# [To do]
Where a line contains the word "Qonda", copy that line.

==== Dataset rows ====

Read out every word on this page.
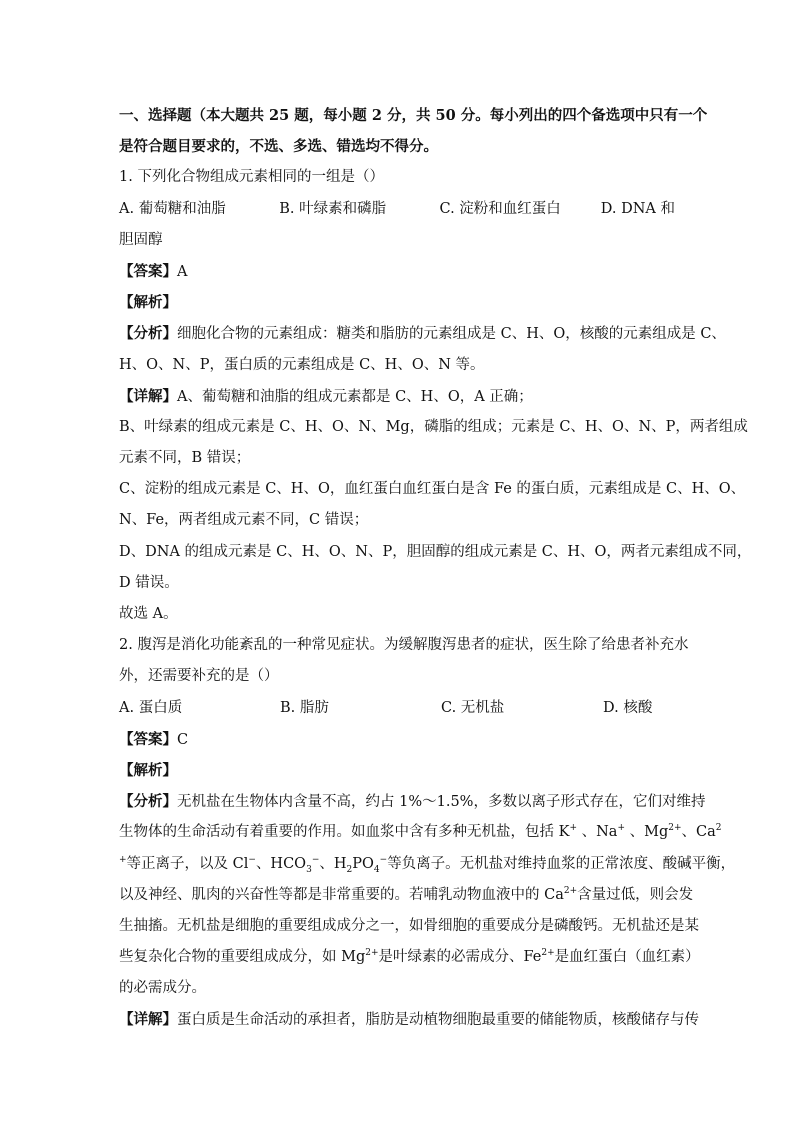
一、选择题（本大题共 25 题，每小题 2 分，共 50 分。每小列出的四个备选项中只有一个
是符合题目要求的，不选、多选、错选均不得分。
1. 下列化合物组成元素相同的一组是（）
A. 葡萄糖和油脂	B. 叶绿素和磷脂	C. 淀粉和血红蛋白	D. DNA 和
胆固醇
【答案】A
【解析】
【分析】细胞化合物的元素组成：糖类和脂肪的元素组成是 C、H、O，核酸的元素组成是 C、
H、O、N、P，蛋白质的元素组成是 C、H、O、N 等。
【详解】A、葡萄糖和油脂的组成元素都是 C、H、O，A 正确；
B、叶绿素的组成元素是 C、H、O、N、Mg，磷脂的组成；元素是 C、H、O、N、P，两者组成
元素不同，B 错误；
C、淀粉的组成元素是 C、H、O，血红蛋白血红蛋白是含 Fe 的蛋白质，元素组成是 C、H、O、
N、Fe，两者组成元素不同，C 错误；
D、DNA 的组成元素是 C、H、O、N、P，胆固醇的组成元素是 C、H、O，两者元素组成不同，
D 错误。
故选 A。
2. 腹泻是消化功能紊乱的一种常见症状。为缓解腹泻患者的症状，医生除了给患者补充水
外，还需要补充的是（）
A. 蛋白质	B. 脂肪	C. 无机盐	D. 核酸
【答案】C
【解析】
【分析】无机盐在生物体内含量不高，约占 1%～1.5%，多数以离子形式存在，它们对维持
生物体的生命活动有着重要的作用。如血浆中含有多种无机盐，包括 K+ 、Na+ 、$Mg^{2+}$、Ca$^2$
+等正离子，以及 Cl−、$HCO_3^-$、$H_2PO_4^-$等负离子。无机盐对维持血浆的正常浓度、酸碱平衡，
以及神经、肌肉的兴奋性等都是非常重要的。若哺乳动物血液中的 $Ca^{2+}$含量过低，则会发
生抽搐。无机盐是细胞的重要组成成分之一，如骨细胞的重要成分是磷酸钙。无机盐还是某
些复杂化合物的重要组成成分，如 $Mg^{2+}$是叶绿素的必需成分、$Fe^{2+}$是血红蛋白（血红素）
的必需成分。
【详解】蛋白质是生命活动的承担者，脂肪是动植物细胞最重要的储能物质，核酸储存与传
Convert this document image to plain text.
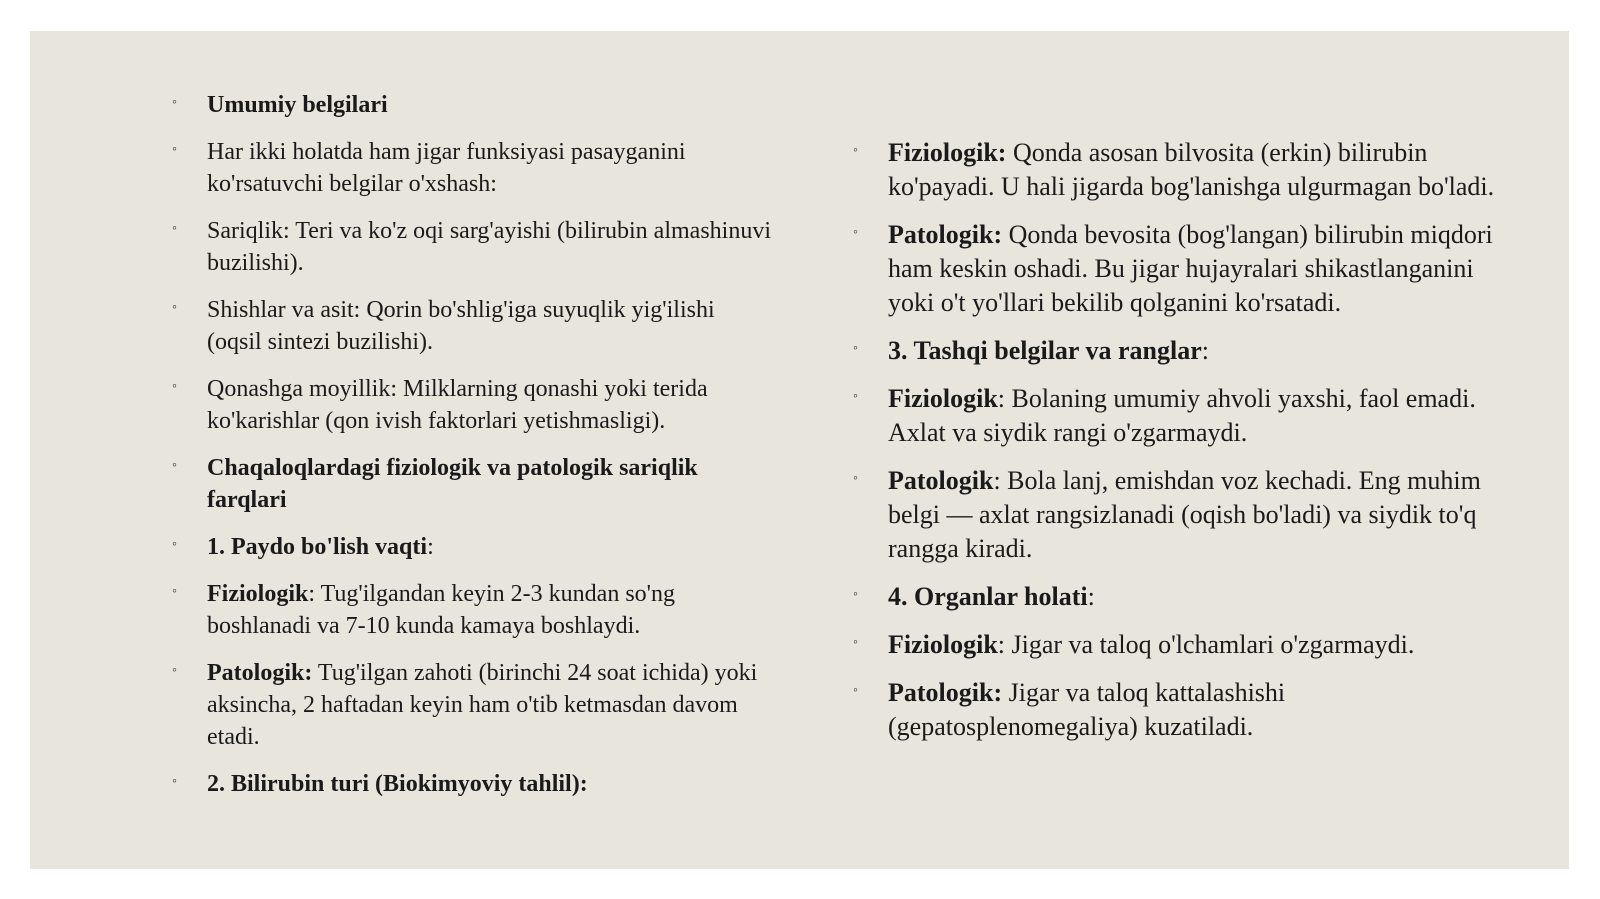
◦ Umumiy belgilari
◦ Har ikki holatda ham jigar funksiyasi pasayganini ko'rsatuvchi belgilar o'xshash:
◦ Sariqlik: Teri va ko'z oqi sarg'ayishi (bilirubin almashinuvi buzilishi).
◦ Shishlar va asit: Qorin bo'shlig'iga suyuqlik yig'ilishi (oqsil sintezi buzilishi).
◦ Qonashga moyillik: Milklarning qonashi yoki terida ko'karishlar (qon ivish faktorlari yetishmasligi).
◦ Chaqaloqlardagi fiziologik va patologik sariqlik farqlari
◦ 1. Paydo bo'lish vaqti:
◦ Fiziologik: Tug'ilgandan keyin 2-3 kundan so'ng boshlanadi va 7-10 kunda kamaya boshlaydi.
◦ Patologik: Tug'ilgan zahoti (birinchi 24 soat ichida) yoki aksincha, 2 haftadan keyin ham o'tib ketmasdan davom etadi.
◦ 2. Bilirubin turi (Biokimyoviy tahlil):
◦ Fiziologik: Qonda asosan bilvosita (erkin) bilirubin ko'payadi. U hali jigarda bog'lanishga ulgurmagan bo'ladi.
◦ Patologik: Qonda bevosita (bog'langan) bilirubin miqdori ham keskin oshadi. Bu jigar hujayralari shikastlanganini yoki o't yo'llari bekilib qolganini ko'rsatadi.
◦ 3. Tashqi belgilar va ranglar:
◦ Fiziologik: Bolaning umumiy ahvoli yaxshi, faol emadi. Axlat va siydik rangi o'zgarmaydi.
◦ Patologik: Bola lanj, emishdan voz kechadi. Eng muhim belgi — axlat rangsizlanadi (oqish bo'ladi) va siydik to'q rangga kiradi.
◦ 4. Organlar holati:
◦ Fiziologik: Jigar va taloq o'lchamlari o'zgarmaydi.
◦ Patologik: Jigar va taloq kattalashishi (gepatosplenomegaliya) kuzatiladi.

====

# [Written answer]
◦ Fiziologik: Qonda asosan bilvosita (erkin) bilirubin ko'payadi. U hali jigarda bog'lanishga ulgurmagan bo'ladi.
◦ Patologik: Qonda bevosita (bog'langan) bilirubin miqdori ham keskin oshadi. Bu jigar hujayralari shikastlanganini yoki o't yo'llari bekilib qolganini ko'rsatadi.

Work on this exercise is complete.